INPUT MATERIAL>
►
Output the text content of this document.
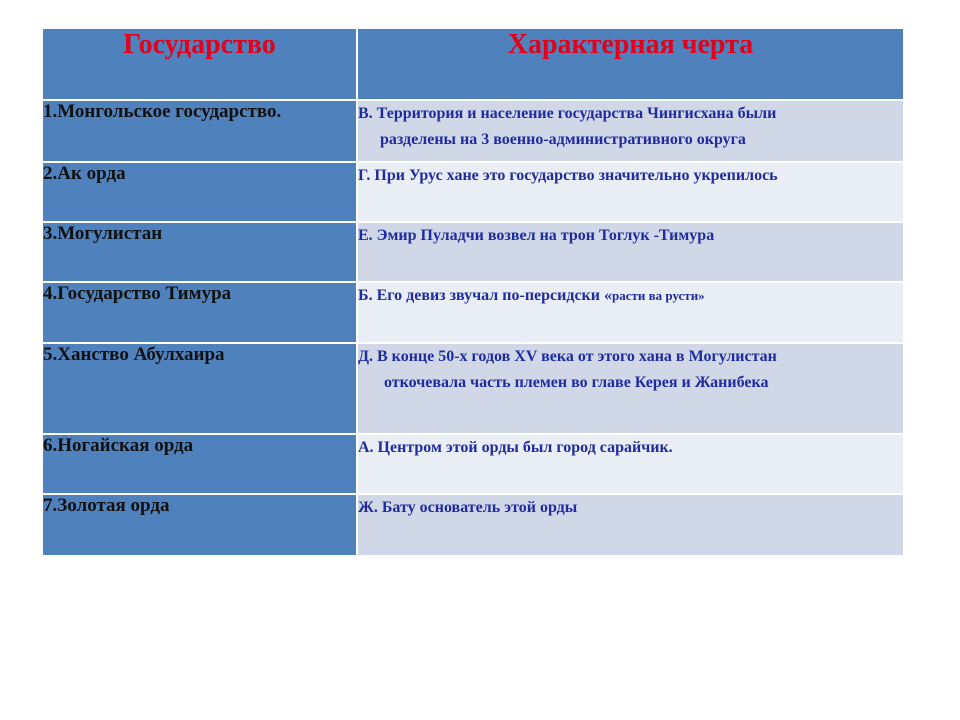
Государство	Характерная черта
1.Монгольское государство.	В. Территория и население государства Чингисхана были
разделены на 3 военно-административного округа

2.Ак орда	Г. При Урус хане это государство значительно укрепилось
3.Могулистан	Е. Эмир Пуладчи возвел на трон Тоглук -Тимура
4.Государство Тимура	Б. Его девиз звучал по-персидски «расти ва русти»
5.Ханство Абулхаира	Д. В конце 50-х годов XV века от этого хана в Могулистан
откочевала часть племен во главе Керея и Жанибека

6.Ногайская орда	А. Центром этой орды был город сарайчик.
7.Золотая орда	Ж. Бату основатель этой орды
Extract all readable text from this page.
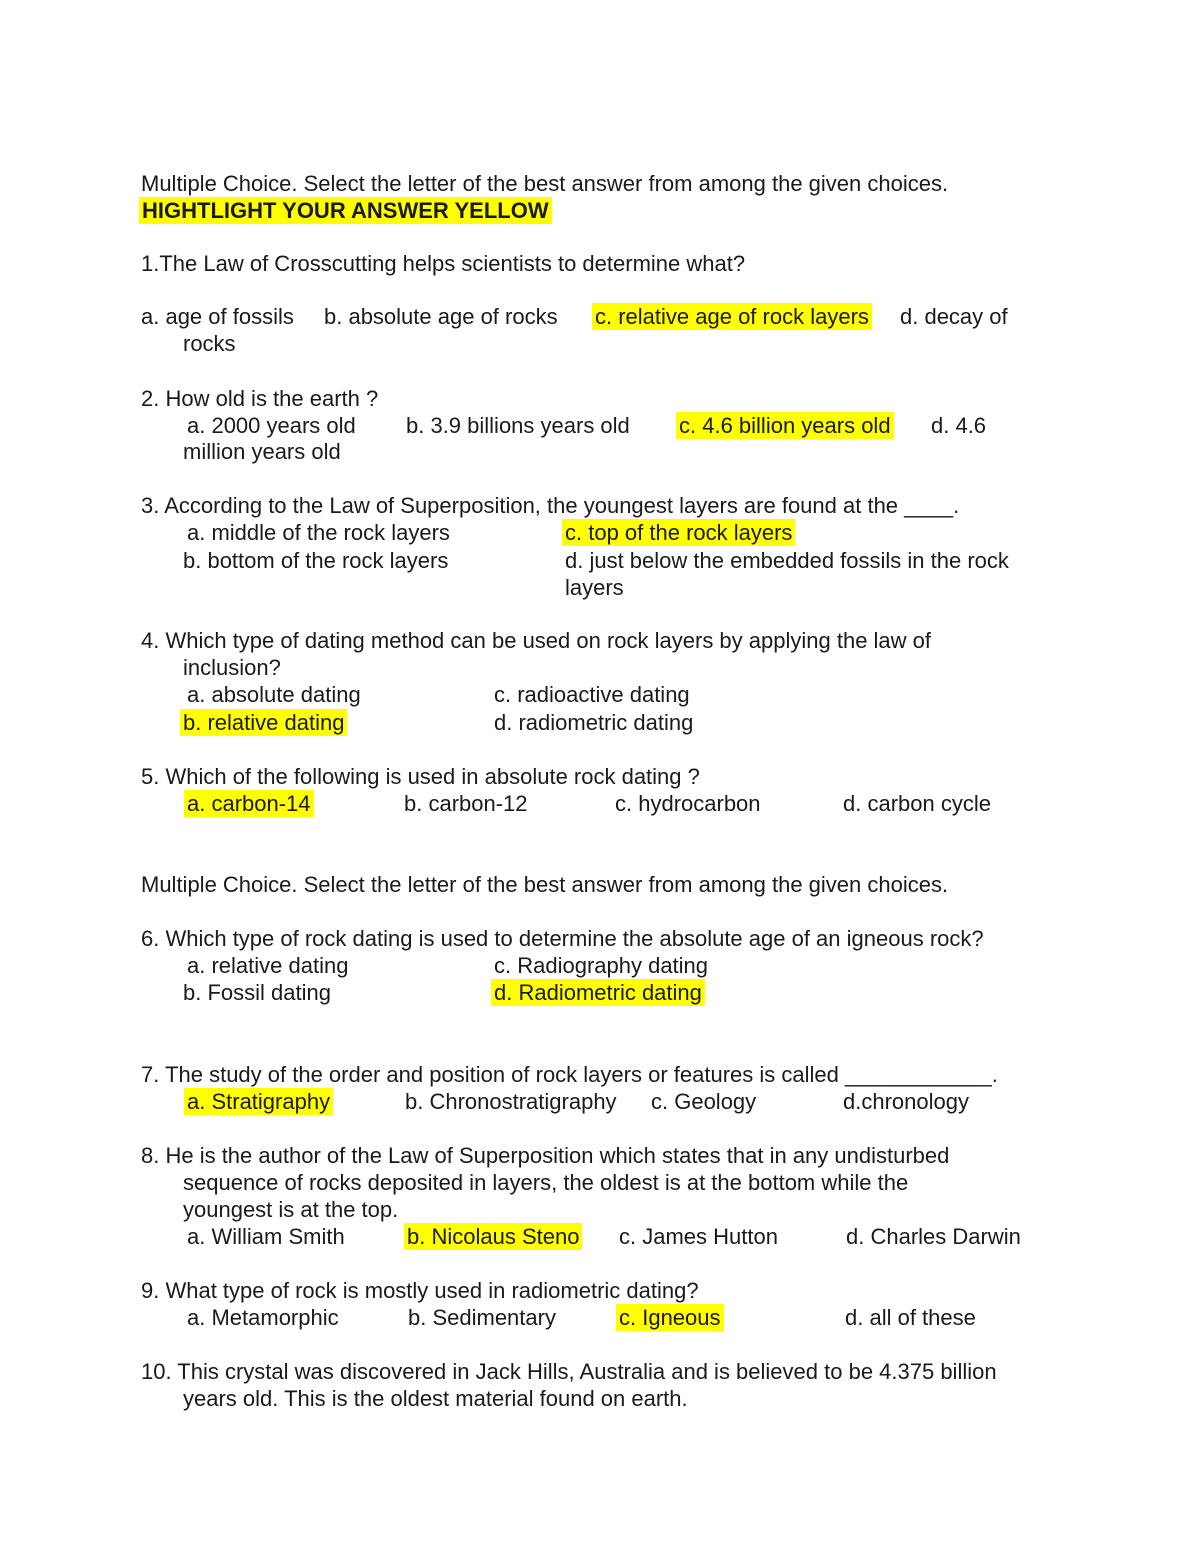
Multiple Choice. Select the letter of the best answer from among the given choices.
HIGHTLIGHT YOUR ANSWER YELLOW
1.The Law of Crosscutting helps scientists to determine what?
a. age of fossils b. absolute age of rocks c. relative age of rock layers d. decay of
rocks
2. How old is the earth ?
a. 2000 years old b. 3.9 billions years old c. 4.6 billion years old d. 4.6
million years old
3. According to the Law of Superposition, the youngest layers are found at the ____.
a. middle of the rock layers	c. top of the rock layers
b. bottom of the rock layers	d. just below the embedded fossils in the rock
layers
4. Which type of dating method can be used on rock layers by applying the law of
inclusion?
a. absolute dating	c. radioactive dating
b. relative dating	d. radiometric dating
5. Which of the following is used in absolute rock dating ?
a. carbon-14	b. carbon-12	c. hydrocarbon	d. carbon cycle
Multiple Choice. Select the letter of the best answer from among the given choices.
6. Which type of rock dating is used to determine the absolute age of an igneous rock?
a. relative dating	c. Radiography dating
b. Fossil dating	d. Radiometric dating
7. The study of the order and position of rock layers or features is called ____________.
a. Stratigraphy	b. Chronostratigraphy c. Geology	d.chronology
8. He is the author of the Law of Superposition which states that in any undisturbed
sequence of rocks deposited in layers, the oldest is at the bottom while the
youngest is at the top.
a. William Smith	b. Nicolaus Steno c. James Hutton	d. Charles Darwin
9. What type of rock is mostly used in radiometric dating?
a. Metamorphic	b. Sedimentary	c. Igneous	d. all of these
10. This crystal was discovered in Jack Hills, Australia and is believed to be 4.375 billion
years old. This is the oldest material found on earth.
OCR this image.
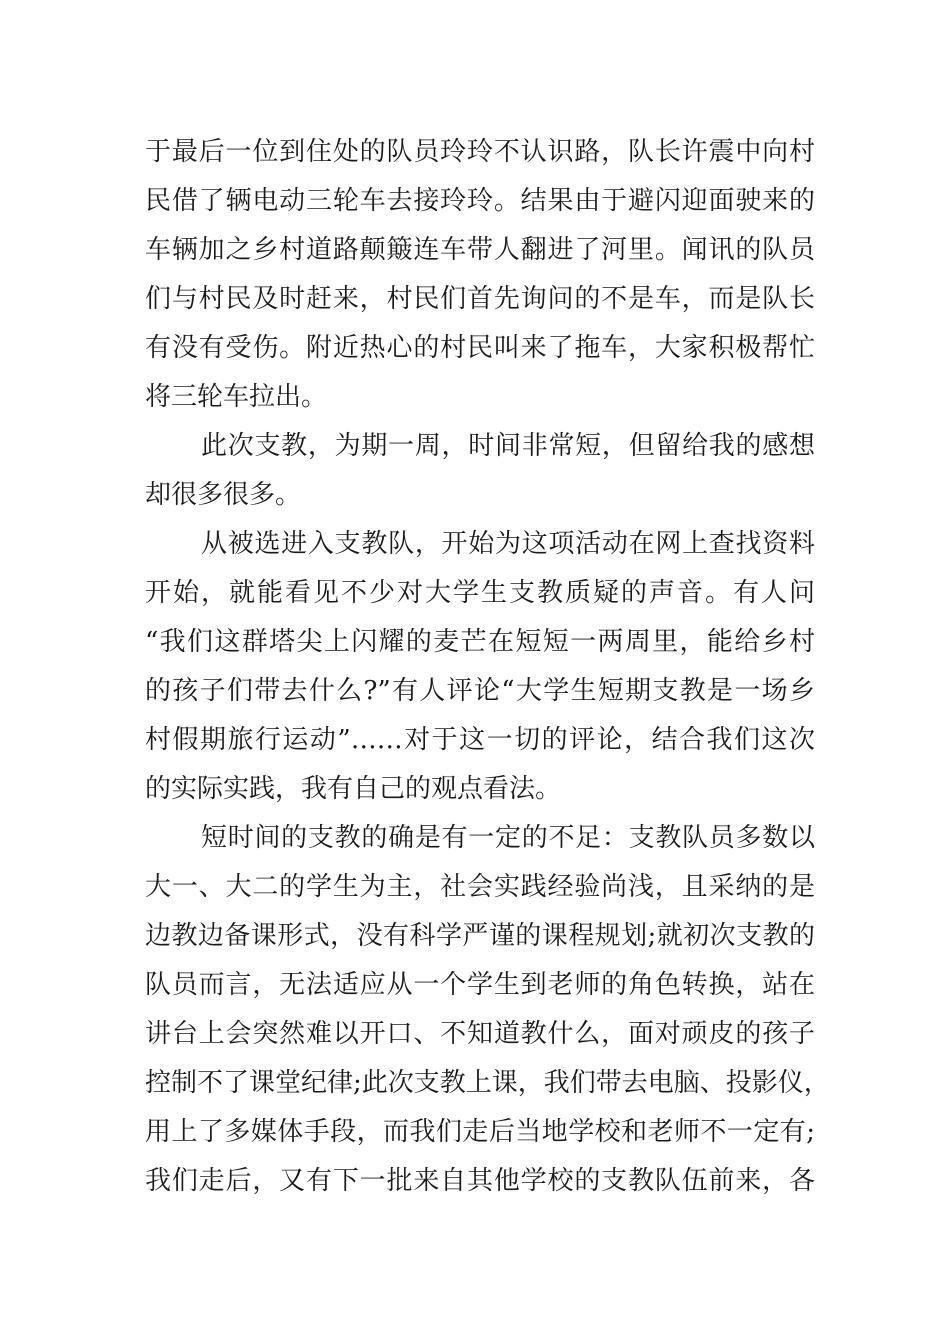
于最后一位到住处的队员玲玲不认识路，队长许震中向村
民借了辆电动三轮车去接玲玲。结果由于避闪迎面驶来的
车辆加之乡村道路颠簸连车带人翻进了河里。闻讯的队员
们与村民及时赶来，村民们首先询问的不是车，而是队长
有没有受伤。附近热心的村民叫来了拖车，大家积极帮忙
将三轮车拉出。
此次支教，为期一周，时间非常短，但留给我的感想
却很多很多。
从被选进入支教队，开始为这项活动在网上查找资料
开始，就能看见不少对大学生支教质疑的声音。有人问
“我们这群塔尖上闪耀的麦芒在短短一两周里，能给乡村
的孩子们带去什么?”有人评论“大学生短期支教是一场乡
村假期旅行运动”……对于这一切的评论，结合我们这次
的实际实践，我有自己的观点看法。
短时间的支教的确是有一定的不足：支教队员多数以
大一、大二的学生为主，社会实践经验尚浅，且采纳的是
边教边备课形式，没有科学严谨的课程规划;就初次支教的
队员而言，无法适应从一个学生到老师的角色转换，站在
讲台上会突然难以开口、不知道教什么，面对顽皮的孩子
控制不了课堂纪律;此次支教上课，我们带去电脑、投影仪，
用上了多媒体手段，而我们走后当地学校和老师不一定有;
我们走后，又有下一批来自其他学校的支教队伍前来，各
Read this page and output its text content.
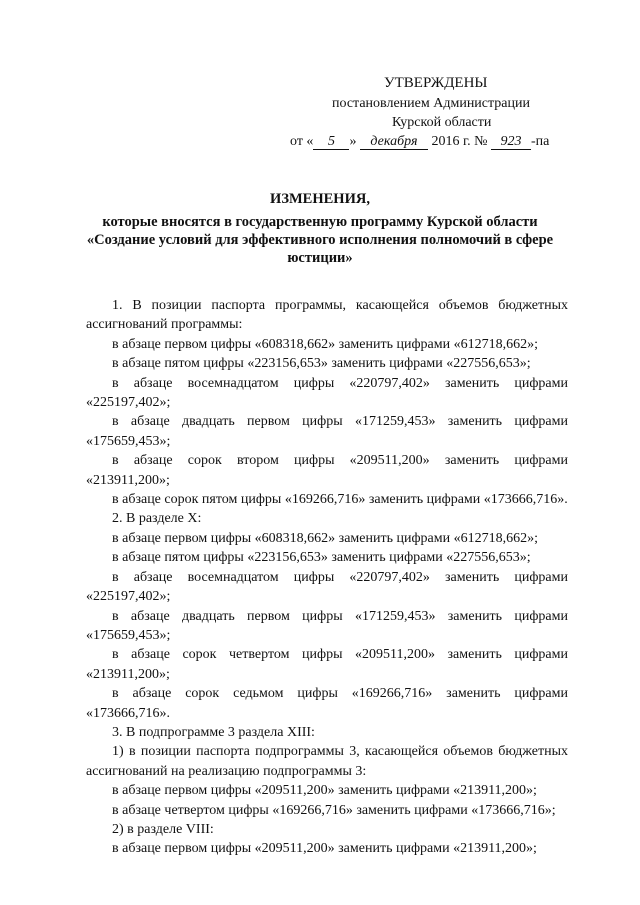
УТВЕРЖДЕНЫ
постановлением Администрации
Курской области
от « 5 » декабря 2016 г. № 923 -па
ИЗМЕНЕНИЯ,
которые вносятся в государственную программу Курской области
«Создание условий для эффективного исполнения полномочий в сфере
юстиции»

1. В позиции паспорта программы, касающейся объемов бюджетных ассигнований программы:

в абзаце первом цифры «608318,662» заменить цифрами «612718,662»;

в абзаце пятом цифры «223156,653» заменить цифрами «227556,653»;

в абзаце восемнадцатом цифры «220797,402» заменить цифрами «225197,402»;

в абзаце двадцать первом цифры «171259,453» заменить цифрами «175659,453»;

в абзаце сорок втором цифры «209511,200» заменить цифрами «213911,200»;

в абзаце сорок пятом цифры «169266,716» заменить цифрами «173666,716».

2. В разделе X:

в абзаце первом цифры «608318,662» заменить цифрами «612718,662»;

в абзаце пятом цифры «223156,653» заменить цифрами «227556,653»;

в абзаце восемнадцатом цифры «220797,402» заменить цифрами «225197,402»;

в абзаце двадцать первом цифры «171259,453» заменить цифрами «175659,453»;

в абзаце сорок четвертом цифры «209511,200» заменить цифрами «213911,200»;

в абзаце сорок седьмом цифры «169266,716» заменить цифрами «173666,716».

3. В подпрограмме 3 раздела XIII:

1) в позиции паспорта подпрограммы 3, касающейся объемов бюджетных ассигнований на реализацию подпрограммы 3:

в абзаце первом цифры «209511,200» заменить цифрами «213911,200»;

в абзаце четвертом цифры «169266,716» заменить цифрами «173666,716»;

2) в разделе VIII:

в абзаце первом цифры «209511,200» заменить цифрами «213911,200»;
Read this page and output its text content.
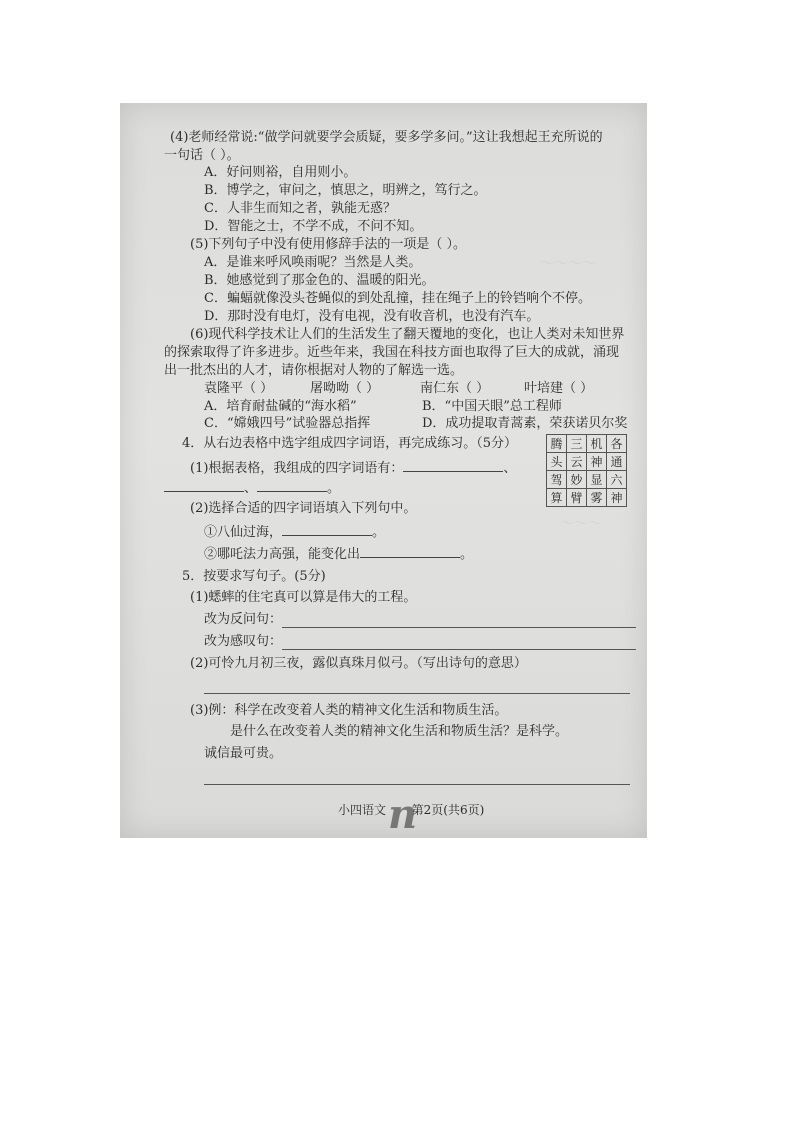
～～～～
～～～
(4)老师经常说:“做学问就要学会质疑，要多学多问。”这让我想起王充所说的
一句话（ ）。
A．好问则裕，自用则小。
B．博学之，审问之，慎思之，明辨之，笃行之。
C．人非生而知之者，孰能无惑？
D．智能之士，不学不成，不问不知。
(5)下列句子中没有使用修辞手法的一项是（ ）。
A．是谁来呼风唤雨呢？当然是人类。
B．她感觉到了那金色的、温暖的阳光。
C．蝙蝠就像没头苍蝇似的到处乱撞，挂在绳子上的铃铛响个不停。
D．那时没有电灯，没有电视，没有收音机，也没有汽车。
(6)现代科学技术让人们的生活发生了翻天覆地的变化，也让人类对未知世界
的探索取得了许多进步。近些年来，我国在科技方面也取得了巨大的成就，涌现
出一批杰出的人才，请你根据对人物的了解选一选。
袁隆平（ ）	屠呦呦（ ）	南仁东（ ）	叶培建（ ）
A．培育耐盐碱的“海水稻”	B．“中国天眼”总工程师
C．“嫦娥四号”试验器总指挥	D．成功提取青蒿素，荣获诺贝尔奖
4．从右边表格中选字组成四字词语，再完成练习。（5分）	腾	三	机	各
头	云	神	通
驾	妙	显	六
算	臂	雾	神
(1)根据表格，我组成的四字词语有：	、
、	。
(2)选择合适的四字词语填入下列句中。
①八仙过海，	。
②哪吒法力高强，能变化出	。
5．按要求写句子。(5分)
(1)蟋蟀的住宅真可以算是伟大的工程。
改为反问句：
改为感叹句：
(2)可怜九月初三夜，露似真珠月似弓。（写出诗句的意思）
(3)例：科学在改变着人类的精神文化生活和物质生活。
是什么在改变着人类的精神文化生活和物质生活？是科学。
诚信最可贵。
n
小四语文 第2页(共6页)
◄
WHAT YOU SHOULD DO>
All of the lines above should be printed exactly, minus the pictures.

WRITTEN RESPONSE>
Output the text content of this document.
Государство	Характерная черта
1.Монгольское государство.	В. Территория и население государства Чингисхана были
разделены на 3 военно-административного округа

2.Ак орда	Г. При Урус хане это государство значительно укрепилось
3.Могулистан	Е. Эмир Пуладчи возвел на трон Тоглук -Тимура
4.Государство Тимура	Б. Его девиз звучал по-персидски «расти ва русти»
5.Ханство Абулхаира	Д. В конце 50-х годов XV века от этого хана в Могулистан
откочевала часть племен во главе Керея и Жанибека

6.Ногайская орда	А. Центром этой орды был город сарайчик.
7.Золотая орда	Ж. Бату основатель этой орды
Extract all readable text from this page.
Multiple Choice. Select the letter of the best answer from among the given choices.
HIGHTLIGHT YOUR ANSWER YELLOW
1.The Law of Crosscutting helps scientists to determine what?
a. age of fossils b. absolute age of rocks c. relative age of rock layers d. decay of
rocks
2. How old is the earth ?
a. 2000 years old b. 3.9 billions years old c. 4.6 billion years old d. 4.6
million years old
3. According to the Law of Superposition, the youngest layers are found at the ____.
a. middle of the rock layers	c. top of the rock layers
b. bottom of the rock layers	d. just below the embedded fossils in the rock
layers
4. Which type of dating method can be used on rock layers by applying the law of
inclusion?
a. absolute dating	c. radioactive dating
b. relative dating	d. radiometric dating
5. Which of the following is used in absolute rock dating ?
a. carbon-14	b. carbon-12	c. hydrocarbon	d. carbon cycle
Multiple Choice. Select the letter of the best answer from among the given choices.
6. Which type of rock dating is used to determine the absolute age of an igneous rock?
a. relative dating	c. Radiography dating
b. Fossil dating	d. Radiometric dating
7. The study of the order and position of rock layers or features is called ____________.
a. Stratigraphy	b. Chronostratigraphy c. Geology	d.chronology
8. He is the author of the Law of Superposition which states that in any undisturbed
sequence of rocks deposited in layers, the oldest is at the bottom while the
youngest is at the top.
a. William Smith	b. Nicolaus Steno c. James Hutton	d. Charles Darwin
9. What type of rock is mostly used in radiometric dating?
a. Metamorphic	b. Sedimentary	c. Igneous	d. all of these
10. This crystal was discovered in Jack Hills, Australia and is believed to be 4.375 billion
years old. This is the oldest material found on earth.
OCR this image.
于最后一位到住处的队员玲玲不认识路，队长许震中向村
民借了辆电动三轮车去接玲玲。结果由于避闪迎面驶来的
车辆加之乡村道路颠簸连车带人翻进了河里。闻讯的队员
们与村民及时赶来，村民们首先询问的不是车，而是队长
有没有受伤。附近热心的村民叫来了拖车，大家积极帮忙
将三轮车拉出。
此次支教，为期一周，时间非常短，但留给我的感想
却很多很多。
从被选进入支教队，开始为这项活动在网上查找资料
开始，就能看见不少对大学生支教质疑的声音。有人问
“我们这群塔尖上闪耀的麦芒在短短一两周里，能给乡村
的孩子们带去什么?”有人评论“大学生短期支教是一场乡
村假期旅行运动”……对于这一切的评论，结合我们这次
的实际实践，我有自己的观点看法。
短时间的支教的确是有一定的不足：支教队员多数以
大一、大二的学生为主，社会实践经验尚浅，且采纳的是
边教边备课形式，没有科学严谨的课程规划;就初次支教的
队员而言，无法适应从一个学生到老师的角色转换，站在
讲台上会突然难以开口、不知道教什么，面对顽皮的孩子
控制不了课堂纪律;此次支教上课，我们带去电脑、投影仪，
用上了多媒体手段，而我们走后当地学校和老师不一定有;
我们走后，又有下一批来自其他学校的支教队伍前来，各
Read this page and output its text content.
УТВЕРЖДЕНЫ
постановлением Администрации
Курской области
от « 5 » декабря 2016 г. № 923 -па
ИЗМЕНЕНИЯ,
которые вносятся в государственную программу Курской области
«Создание условий для эффективного исполнения полномочий в сфере
юстиции»

1. В позиции паспорта программы, касающейся объемов бюджетных ассигнований программы:

в абзаце первом цифры «608318,662» заменить цифрами «612718,662»;

в абзаце пятом цифры «223156,653» заменить цифрами «227556,653»;

в абзаце восемнадцатом цифры «220797,402» заменить цифрами «225197,402»;

в абзаце двадцать первом цифры «171259,453» заменить цифрами «175659,453»;

в абзаце сорок втором цифры «209511,200» заменить цифрами «213911,200»;

в абзаце сорок пятом цифры «169266,716» заменить цифрами «173666,716».

2. В разделе X:

в абзаце первом цифры «608318,662» заменить цифрами «612718,662»;

в абзаце пятом цифры «223156,653» заменить цифрами «227556,653»;

в абзаце восемнадцатом цифры «220797,402» заменить цифрами «225197,402»;

в абзаце двадцать первом цифры «171259,453» заменить цифрами «175659,453»;

в абзаце сорок четвертом цифры «209511,200» заменить цифрами «213911,200»;

в абзаце сорок седьмом цифры «169266,716» заменить цифрами «173666,716».

3. В подпрограмме 3 раздела XIII:

1) в позиции паспорта подпрограммы 3, касающейся объемов бюджетных ассигнований на реализацию подпрограммы 3:

в абзаце первом цифры «209511,200» заменить цифрами «213911,200»;

в абзаце четвертом цифры «169266,716» заменить цифрами «173666,716»;

2) в разделе VIII:

в абзаце первом цифры «209511,200» заменить цифрами «213911,200»;
Read this page and output its text content.
～～～～
～～～
(4)老师经常说:“做学问就要学会质疑，要多学多问。”这让我想起王充所说的
一句话（ ）。
A．好问则裕，自用则小。
B．博学之，审问之，慎思之，明辨之，笃行之。
C．人非生而知之者，孰能无惑？
D．智能之士，不学不成，不问不知。
(5)下列句子中没有使用修辞手法的一项是（ ）。
A．是谁来呼风唤雨呢？当然是人类。
B．她感觉到了那金色的、温暖的阳光。
C．蝙蝠就像没头苍蝇似的到处乱撞，挂在绳子上的铃铛响个不停。
D．那时没有电灯，没有电视，没有收音机，也没有汽车。
(6)现代科学技术让人们的生活发生了翻天覆地的变化，也让人类对未知世界
的探索取得了许多进步。近些年来，我国在科技方面也取得了巨大的成就，涌现
出一批杰出的人才，请你根据对人物的了解选一选。
袁隆平（ ）	屠呦呦（ ）	南仁东（ ）	叶培建（ ）
A．培育耐盐碱的“海水稻”	B．“中国天眼”总工程师
C．“嫦娥四号”试验器总指挥	D．成功提取青蒿素，荣获诺贝尔奖
4．从右边表格中选字组成四字词语，再完成练习。（5分）	腾	三	机	各
头	云	神	通
驾	妙	显	六
算	臂	雾	神
(1)根据表格，我组成的四字词语有：	、
、	。
(2)选择合适的四字词语填入下列句中。
①八仙过海，	。
②哪吒法力高强，能变化出	。
5．按要求写句子。(5分)
(1)蟋蟀的住宅真可以算是伟大的工程。
改为反问句：
改为感叹句：
(2)可怜九月初三夜，露似真珠月似弓。（写出诗句的意思）
(3)例：科学在改变着人类的精神文化生活和物质生活。
是什么在改变着人类的精神文化生活和物质生活？是科学。
诚信最可贵。
n
小四语文 第2页(共6页)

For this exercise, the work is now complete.